EXERCISE INSTRUCTIONS — All of the lines below are to be printed again exactly; images are excluded from the output.

Stored data entries
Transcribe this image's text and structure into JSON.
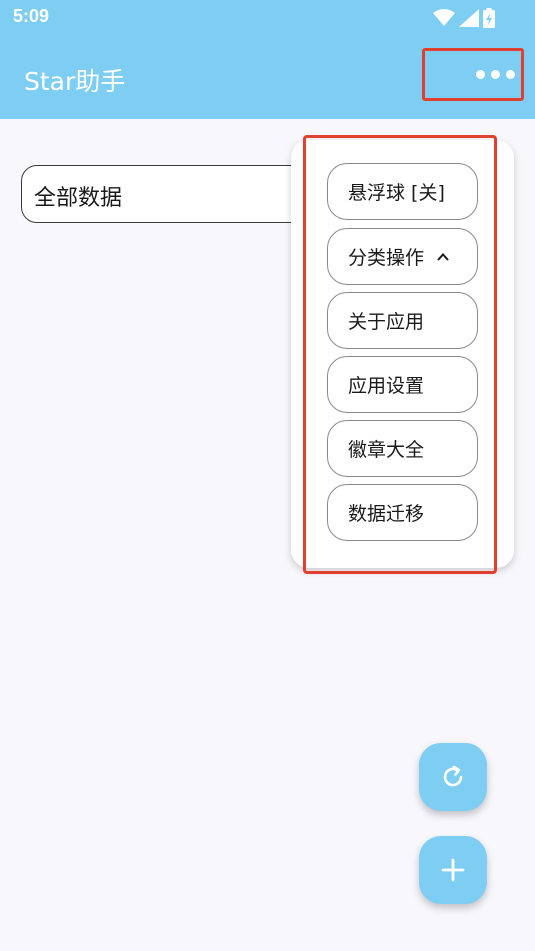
{
  "status_bar": {
    "time": "5:09",
    "icons": [
      "wifi-icon",
      "signal-icon",
      "battery-charging-icon"
    ]
  },
  "app_bar": {
    "title": "Star助手",
    "more_icon": "more-horizontal-icon"
  },
  "filter": {
    "label": "全部数据"
  },
  "menu": {
    "items": [
      {
        "label": "悬浮球 [关]"
      },
      {
        "label": "分类操作",
        "icon": "chevron-up-icon"
      },
      {
        "label": "关于应用"
      },
      {
        "label": "应用设置"
      },
      {
        "label": "徽章大全"
      },
      {
        "label": "数据迁移"
      }
    ]
  },
  "fabs": [
    {
      "icon": "refresh-icon"
    },
    {
      "icon": "add-icon"
    }
  ],
  "colors": {
    "primary": "#7ecdf3",
    "highlight": "#e0402f",
    "background": "#f8f7fc"
  }
}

OUTPUT —
Transcribe this image's text and structure into JSON.
{
  "status_bar": {
    "time": "5:09",
    "icons": [
      "wifi-icon",
      "signal-icon",
      "battery-charging-icon"
    ]
  },
  "app_bar": {
    "title": "Star助手",
    "more_icon": "more-horizontal-icon"
  },
  "filter": {
    "label": "全部数据"
  },
  "menu": {
    "items": [
      {
        "label": "悬浮球 [关]"
      },
      {
        "label": "分类操作",
        "icon": "chevron-up-icon"
      },
      {
        "label": "关于应用"
      },
      {
        "label": "应用设置"
      },
      {
        "label": "徽章大全"
      },
      {
        "label": "数据迁移"
      }
    ]
  },
  "fabs": [
    {
      "icon": "refresh-icon"
    },
    {
      "icon": "add-icon"
    }
  ],
  "colors": {
    "primary": "#7ecdf3",
    "highlight": "#e0402f",
    "background": "#f8f7fc"
  }
}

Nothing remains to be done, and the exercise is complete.